### Dataset excerpts
— start —
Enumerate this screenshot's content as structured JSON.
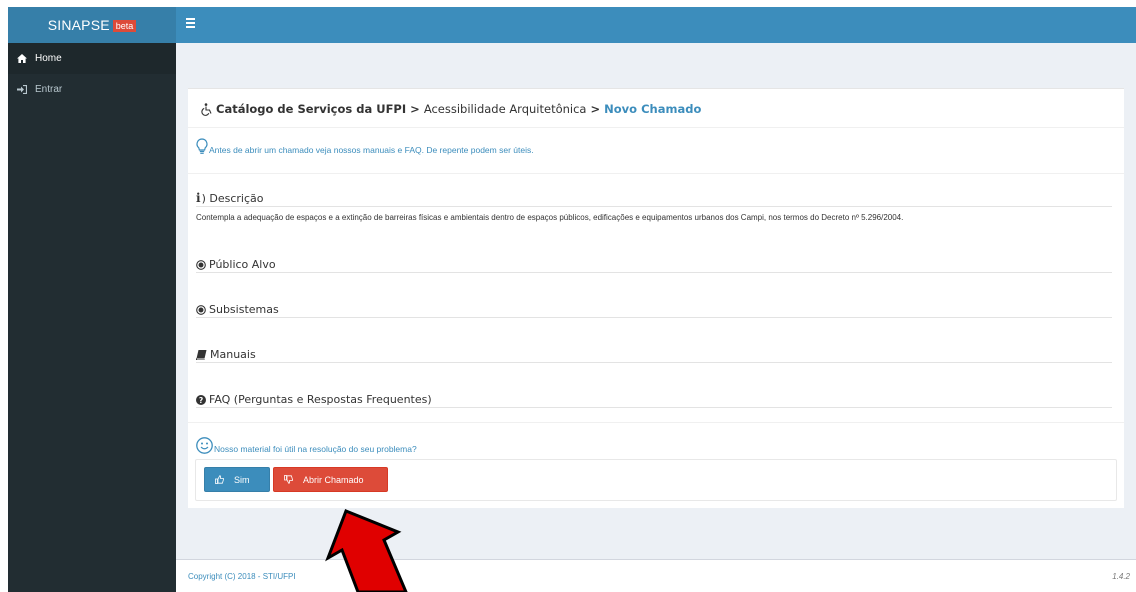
{
  "app": {
    "brand": "SINAPSE",
    "badge": "beta"
  },
  "sidebar": {
    "items": [
      {
        "label": "Home",
        "icon": "home-icon",
        "active": true
      },
      {
        "label": "Entrar",
        "icon": "sign-in-icon",
        "active": false
      }
    ]
  },
  "breadcrumb": {
    "part1": "Catálogo de Serviços da UFPI",
    "sep1": ">",
    "part2": "Acessibilidade Arquitetônica",
    "sep2": ">",
    "current": "Novo Chamado"
  },
  "tip": "Antes de abrir um chamado veja nossos manuais e FAQ. De repente podem ser úteis.",
  "sections": {
    "descricao": {
      "icon_text": "i",
      "label": ") Descrição"
    },
    "descricao_text": "Contempla a adequação de espaços e a extinção de barreiras físicas e ambientais dentro de espaços públicos, edificações e equipamentos urbanos dos Campi, nos termos do Decreto nº 5.296/2004.",
    "publico": "Público Alvo",
    "subsistemas": "Subsistemas",
    "manuais": "Manuais",
    "faq": "FAQ (Perguntas e Respostas Frequentes)"
  },
  "feedback": {
    "question": "Nosso material foi útil na resolução do seu problema?",
    "yes_label": "Sim",
    "open_label": "Abrir Chamado"
  },
  "footer": {
    "copyright": "Copyright (C) 2018 - STI/UFPI",
    "version": "1.4.2"
  },
  "colors": {
    "header": "#3c8dbc",
    "logo_bg": "#367fa9",
    "sidebar": "#222d32",
    "danger": "#dd4b39",
    "annotation_arrow": "#e00000"
  }
}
— end —
### Exercise prompt
Reproduce all of the material above word for word. Omit the pictures.

### Task result
Enumerate this screenshot's content as structured JSON.
{
  "app": {
    "brand": "SINAPSE",
    "badge": "beta"
  },
  "sidebar": {
    "items": [
      {
        "label": "Home",
        "icon": "home-icon",
        "active": true
      },
      {
        "label": "Entrar",
        "icon": "sign-in-icon",
        "active": false
      }
    ]
  },
  "breadcrumb": {
    "part1": "Catálogo de Serviços da UFPI",
    "sep1": ">",
    "part2": "Acessibilidade Arquitetônica",
    "sep2": ">",
    "current": "Novo Chamado"
  },
  "tip": "Antes de abrir um chamado veja nossos manuais e FAQ. De repente podem ser úteis.",
  "sections": {
    "descricao": {
      "icon_text": "i",
      "label": ") Descrição"
    },
    "descricao_text": "Contempla a adequação de espaços e a extinção de barreiras físicas e ambientais dentro de espaços públicos, edificações e equipamentos urbanos dos Campi, nos termos do Decreto nº 5.296/2004.",
    "publico": "Público Alvo",
    "subsistemas": "Subsistemas",
    "manuais": "Manuais",
    "faq": "FAQ (Perguntas e Respostas Frequentes)"
  },
  "feedback": {
    "question": "Nosso material foi útil na resolução do seu problema?",
    "yes_label": "Sim",
    "open_label": "Abrir Chamado"
  },
  "footer": {
    "copyright": "Copyright (C) 2018 - STI/UFPI",
    "version": "1.4.2"
  },
  "colors": {
    "header": "#3c8dbc",
    "logo_bg": "#367fa9",
    "sidebar": "#222d32",
    "danger": "#dd4b39",
    "annotation_arrow": "#e00000"
  }
}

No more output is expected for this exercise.